- **THE REQUEST**
Track down each line that has the word "used" and copy it.

- **RECORD EXTRACTS**
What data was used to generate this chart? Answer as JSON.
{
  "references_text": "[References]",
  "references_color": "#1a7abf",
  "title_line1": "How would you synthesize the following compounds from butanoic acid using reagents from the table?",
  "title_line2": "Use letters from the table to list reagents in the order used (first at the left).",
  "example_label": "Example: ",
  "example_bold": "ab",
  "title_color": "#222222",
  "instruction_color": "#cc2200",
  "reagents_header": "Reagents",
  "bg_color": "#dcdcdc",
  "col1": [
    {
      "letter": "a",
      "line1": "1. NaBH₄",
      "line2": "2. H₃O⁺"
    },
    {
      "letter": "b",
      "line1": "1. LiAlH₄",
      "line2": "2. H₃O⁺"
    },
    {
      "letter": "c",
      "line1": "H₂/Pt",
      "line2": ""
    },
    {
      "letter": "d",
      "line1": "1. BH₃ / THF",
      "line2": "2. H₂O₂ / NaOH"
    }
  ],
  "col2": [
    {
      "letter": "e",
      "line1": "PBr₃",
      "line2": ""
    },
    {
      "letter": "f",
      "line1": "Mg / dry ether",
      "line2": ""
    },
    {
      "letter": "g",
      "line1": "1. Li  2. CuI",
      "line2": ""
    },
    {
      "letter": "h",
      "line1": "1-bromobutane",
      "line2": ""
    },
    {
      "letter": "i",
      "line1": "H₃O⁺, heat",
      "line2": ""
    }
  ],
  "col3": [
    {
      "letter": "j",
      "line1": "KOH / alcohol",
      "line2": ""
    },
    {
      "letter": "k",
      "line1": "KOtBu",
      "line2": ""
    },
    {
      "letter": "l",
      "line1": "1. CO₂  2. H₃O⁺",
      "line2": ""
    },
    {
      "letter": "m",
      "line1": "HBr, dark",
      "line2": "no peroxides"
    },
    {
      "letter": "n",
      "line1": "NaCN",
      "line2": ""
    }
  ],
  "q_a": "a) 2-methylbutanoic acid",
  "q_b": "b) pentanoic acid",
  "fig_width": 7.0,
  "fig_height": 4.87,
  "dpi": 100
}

* * *

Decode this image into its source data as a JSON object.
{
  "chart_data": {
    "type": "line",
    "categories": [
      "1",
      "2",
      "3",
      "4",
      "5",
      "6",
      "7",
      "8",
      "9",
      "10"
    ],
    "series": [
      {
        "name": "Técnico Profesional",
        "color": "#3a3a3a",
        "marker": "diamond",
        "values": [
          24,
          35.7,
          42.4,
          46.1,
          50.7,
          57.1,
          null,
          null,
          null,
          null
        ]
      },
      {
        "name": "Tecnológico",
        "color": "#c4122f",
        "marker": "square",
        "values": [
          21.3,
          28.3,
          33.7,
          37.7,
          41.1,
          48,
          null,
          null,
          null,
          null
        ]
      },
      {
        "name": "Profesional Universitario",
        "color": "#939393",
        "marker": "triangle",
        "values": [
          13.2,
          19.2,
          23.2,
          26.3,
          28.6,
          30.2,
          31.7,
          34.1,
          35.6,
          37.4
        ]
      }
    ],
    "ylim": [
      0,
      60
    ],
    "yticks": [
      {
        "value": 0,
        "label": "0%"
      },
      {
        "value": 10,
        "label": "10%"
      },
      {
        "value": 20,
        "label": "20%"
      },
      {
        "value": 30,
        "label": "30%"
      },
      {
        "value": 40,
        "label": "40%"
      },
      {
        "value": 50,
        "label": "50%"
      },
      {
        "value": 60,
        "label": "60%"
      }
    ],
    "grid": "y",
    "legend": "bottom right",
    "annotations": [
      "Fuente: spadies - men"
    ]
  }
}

--

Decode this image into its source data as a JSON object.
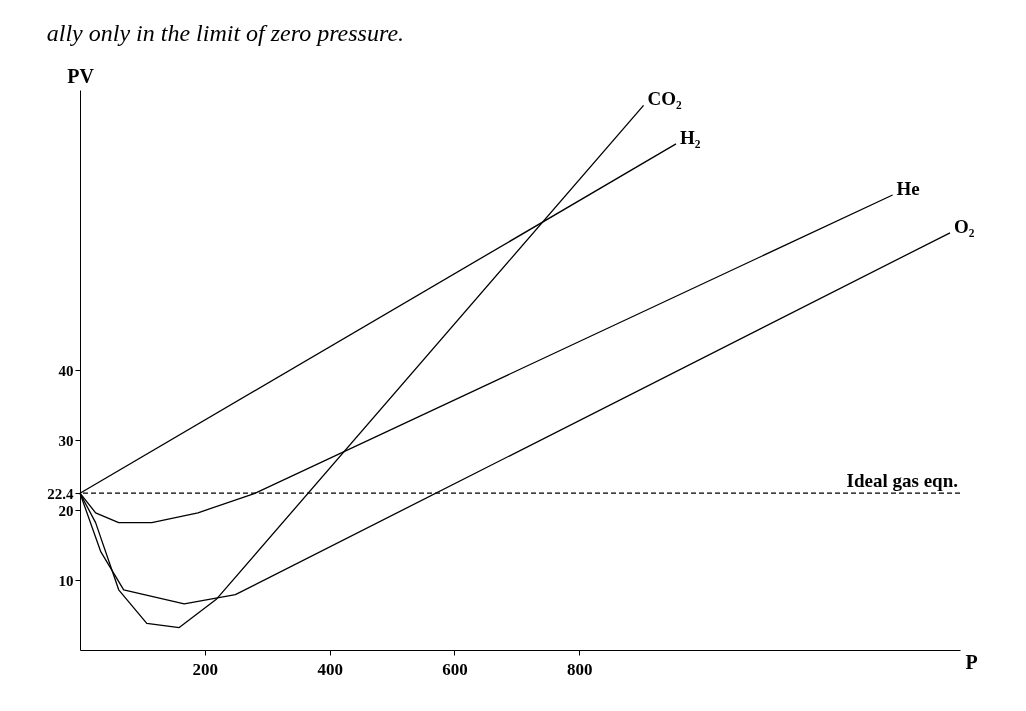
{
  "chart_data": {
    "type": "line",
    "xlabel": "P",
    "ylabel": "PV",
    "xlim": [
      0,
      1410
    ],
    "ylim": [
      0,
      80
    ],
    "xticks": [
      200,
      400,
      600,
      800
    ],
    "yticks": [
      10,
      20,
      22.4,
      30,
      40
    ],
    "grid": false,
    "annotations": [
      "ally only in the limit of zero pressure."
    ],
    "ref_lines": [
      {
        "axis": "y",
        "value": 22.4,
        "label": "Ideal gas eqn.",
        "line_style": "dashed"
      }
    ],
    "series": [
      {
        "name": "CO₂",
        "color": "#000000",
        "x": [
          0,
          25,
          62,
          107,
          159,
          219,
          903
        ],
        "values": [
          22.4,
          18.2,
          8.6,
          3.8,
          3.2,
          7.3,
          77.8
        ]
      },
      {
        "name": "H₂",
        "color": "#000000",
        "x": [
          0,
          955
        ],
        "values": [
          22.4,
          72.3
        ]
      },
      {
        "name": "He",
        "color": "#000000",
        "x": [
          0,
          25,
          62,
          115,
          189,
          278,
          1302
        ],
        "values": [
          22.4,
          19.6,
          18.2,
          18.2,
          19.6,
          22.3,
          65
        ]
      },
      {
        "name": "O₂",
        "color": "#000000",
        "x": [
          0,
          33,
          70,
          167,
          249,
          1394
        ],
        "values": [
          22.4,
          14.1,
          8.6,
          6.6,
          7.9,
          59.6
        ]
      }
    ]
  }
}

- **TASK RESULT**
What data was used to generate this chart? Answer as JSON.
  "title_line2": "Use letters from the table to list reagents in the order used (first at the left).",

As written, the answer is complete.